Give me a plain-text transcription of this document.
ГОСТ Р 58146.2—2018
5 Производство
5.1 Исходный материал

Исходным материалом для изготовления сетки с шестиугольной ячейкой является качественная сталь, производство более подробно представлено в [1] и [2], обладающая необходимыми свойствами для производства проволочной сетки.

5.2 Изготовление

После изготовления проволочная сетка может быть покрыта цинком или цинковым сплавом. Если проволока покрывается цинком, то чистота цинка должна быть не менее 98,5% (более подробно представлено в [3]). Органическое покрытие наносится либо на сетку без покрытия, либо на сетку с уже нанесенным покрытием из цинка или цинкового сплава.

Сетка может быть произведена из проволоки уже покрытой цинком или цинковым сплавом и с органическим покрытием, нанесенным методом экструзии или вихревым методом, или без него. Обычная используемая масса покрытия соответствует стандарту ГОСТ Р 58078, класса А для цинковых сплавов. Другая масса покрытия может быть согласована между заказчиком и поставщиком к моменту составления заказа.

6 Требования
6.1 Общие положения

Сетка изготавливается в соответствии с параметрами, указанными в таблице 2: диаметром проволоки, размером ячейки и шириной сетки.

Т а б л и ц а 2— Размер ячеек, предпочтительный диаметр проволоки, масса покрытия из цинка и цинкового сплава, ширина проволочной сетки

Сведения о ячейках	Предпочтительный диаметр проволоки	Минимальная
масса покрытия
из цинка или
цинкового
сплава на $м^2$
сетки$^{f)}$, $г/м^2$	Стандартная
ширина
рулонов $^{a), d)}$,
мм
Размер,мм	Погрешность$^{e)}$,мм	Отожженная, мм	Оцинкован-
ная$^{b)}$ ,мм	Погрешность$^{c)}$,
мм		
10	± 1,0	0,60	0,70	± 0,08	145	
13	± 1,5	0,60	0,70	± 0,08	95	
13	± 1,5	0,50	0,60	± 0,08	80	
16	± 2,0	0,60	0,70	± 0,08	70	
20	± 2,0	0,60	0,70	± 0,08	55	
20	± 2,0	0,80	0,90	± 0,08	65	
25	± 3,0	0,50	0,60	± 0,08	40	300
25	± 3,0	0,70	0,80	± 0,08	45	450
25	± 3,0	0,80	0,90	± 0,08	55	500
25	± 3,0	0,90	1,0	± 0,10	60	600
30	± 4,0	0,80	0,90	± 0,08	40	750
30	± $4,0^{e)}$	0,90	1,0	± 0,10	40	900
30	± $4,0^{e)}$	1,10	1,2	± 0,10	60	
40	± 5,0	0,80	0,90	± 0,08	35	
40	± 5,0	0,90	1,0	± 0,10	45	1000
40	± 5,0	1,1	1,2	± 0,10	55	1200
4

#####

### TASK DESCRIPTION
Give the count of lines in the data shown above that contain "представлено", and nothing else.

### OUTPUT FOR THIS EXERCISE
2